*What this task involves*. Word for word, print each line of the listing below; pictures stay out.

Dataset items:
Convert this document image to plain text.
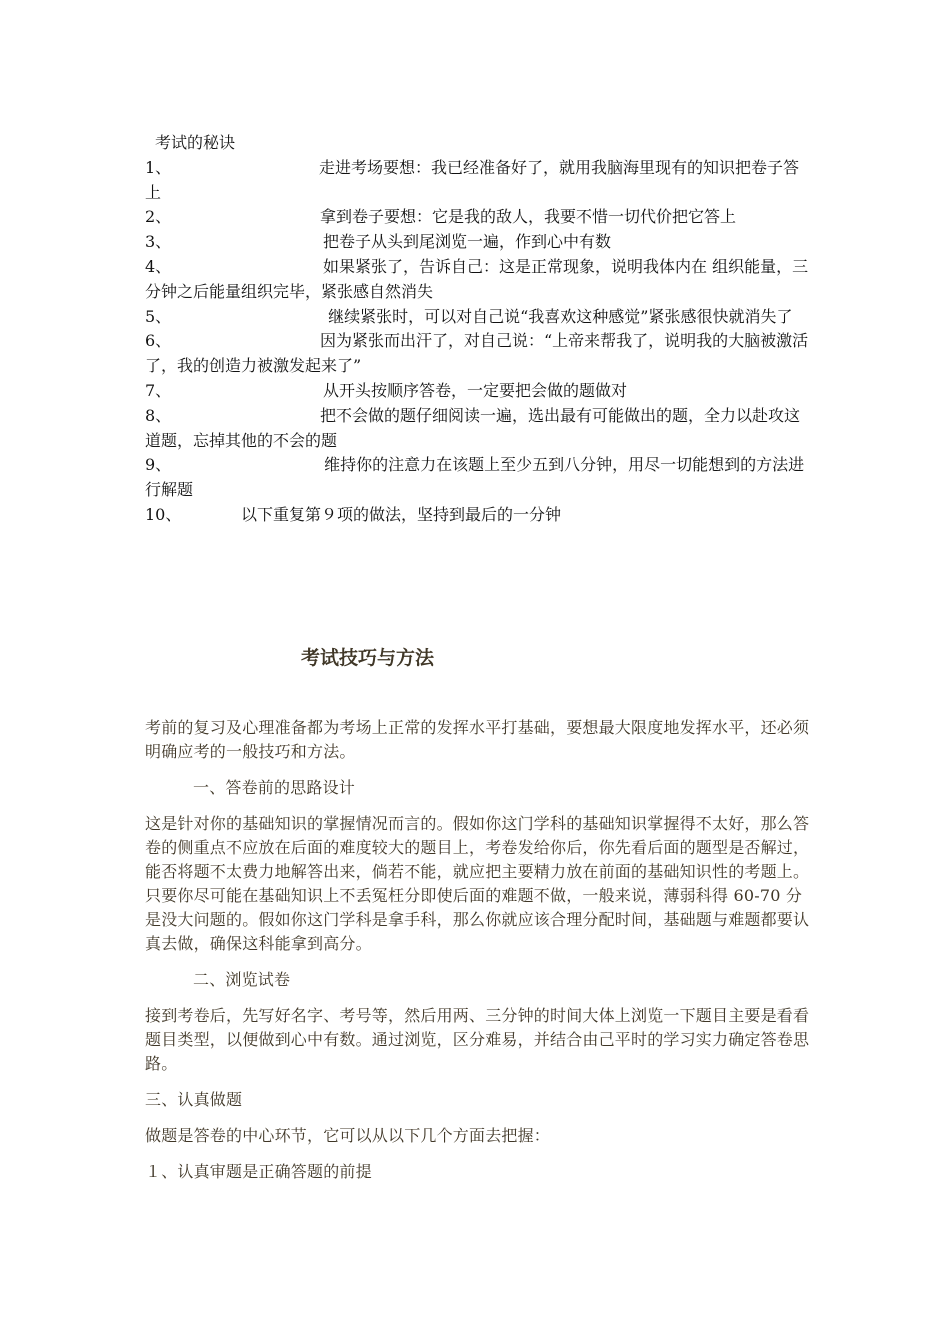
考试的秘诀
1、	走进考场要想：我已经准备好了，就用我脑海里现有的知识把卷子答上
2、	拿到卷子要想：它是我的敌人，我要不惜一切代价把它答上
3、	把卷子从头到尾浏览一遍，作到心中有数
4、	如果紧张了，告诉自己：这是正常现象，说明我体内在 组织能量，三分钟之后能量组织完毕，紧张感自然消失
5、	继续紧张时，可以对自己说“我喜欢这种感觉”紧张感很快就消失了
6、	因为紧张而出汗了，对自己说：“上帝来帮我了，说明我的大脑被激活了，我的创造力被激发起来了”
7、	从开头按顺序答卷，一定要把会做的题做对
8、	把不会做的题仔细阅读一遍，选出最有可能做出的题，全力以赴攻这道题，忘掉其他的不会的题
9、	维持你的注意力在该题上至少五到八分钟，用尽一切能想到的方法进行解题
10、	以下重复第９项的做法，坚持到最后的一分钟
考试技巧与方法

考前的复习及心理准备都为考场上正常的发挥水平打基础，要想最大限度地发挥水平，还必须明确应考的一般技巧和方法。

一、答卷前的思路设计

这是针对你的基础知识的掌握情况而言的。假如你这门学科的基础知识掌握得不太好，那么答卷的侧重点不应放在后面的难度较大的题目上，考卷发给你后，你先看后面的题型是否解过，能否将题不太费力地解答出来，倘若不能，就应把主要精力放在前面的基础知识性的考题上。只要你尽可能在基础知识上不丢冤枉分即使后面的难题不做，一般来说，薄弱科得 60-70 分是没大问题的。假如你这门学科是拿手科，那么你就应该合理分配时间，基础题与难题都要认真去做，确保这科能拿到高分。

二、浏览试卷

接到考卷后，先写好名字、考号等，然后用两、三分钟的时间大体上浏览一下题目主要是看看题目类型，以便做到心中有数。通过浏览，区分难易，并结合由己平时的学习实力确定答卷思路。

三、认真做题

做题是答卷的中心环节，它可以从以下几个方面去把握：

１、认真审题是正确答题的前提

*Final answer*.
Convert this document image to plain text.
考试的秘诀
1、	走进考场要想：我已经准备好了，就用我脑海里现有的知识把卷子答上
2、	拿到卷子要想：它是我的敌人，我要不惜一切代价把它答上
3、	把卷子从头到尾浏览一遍，作到心中有数
4、	如果紧张了，告诉自己：这是正常现象，说明我体内在 组织能量，三分钟之后能量组织完毕，紧张感自然消失
5、	继续紧张时，可以对自己说“我喜欢这种感觉”紧张感很快就消失了
6、	因为紧张而出汗了，对自己说：“上帝来帮我了，说明我的大脑被激活了，我的创造力被激发起来了”
7、	从开头按顺序答卷，一定要把会做的题做对
8、	把不会做的题仔细阅读一遍，选出最有可能做出的题，全力以赴攻这道题，忘掉其他的不会的题
9、	维持你的注意力在该题上至少五到八分钟，用尽一切能想到的方法进行解题
10、	以下重复第９项的做法，坚持到最后的一分钟
考试技巧与方法

考前的复习及心理准备都为考场上正常的发挥水平打基础，要想最大限度地发挥水平，还必须明确应考的一般技巧和方法。

一、答卷前的思路设计

这是针对你的基础知识的掌握情况而言的。假如你这门学科的基础知识掌握得不太好，那么答卷的侧重点不应放在后面的难度较大的题目上，考卷发给你后，你先看后面的题型是否解过，能否将题不太费力地解答出来，倘若不能，就应把主要精力放在前面的基础知识性的考题上。只要你尽可能在基础知识上不丢冤枉分即使后面的难题不做，一般来说，薄弱科得 60-70 分是没大问题的。假如你这门学科是拿手科，那么你就应该合理分配时间，基础题与难题都要认真去做，确保这科能拿到高分。

二、浏览试卷

接到考卷后，先写好名字、考号等，然后用两、三分钟的时间大体上浏览一下题目主要是看看题目类型，以便做到心中有数。通过浏览，区分难易，并结合由己平时的学习实力确定答卷思路。

三、认真做题

做题是答卷的中心环节，它可以从以下几个方面去把握：

１、认真审题是正确答题的前提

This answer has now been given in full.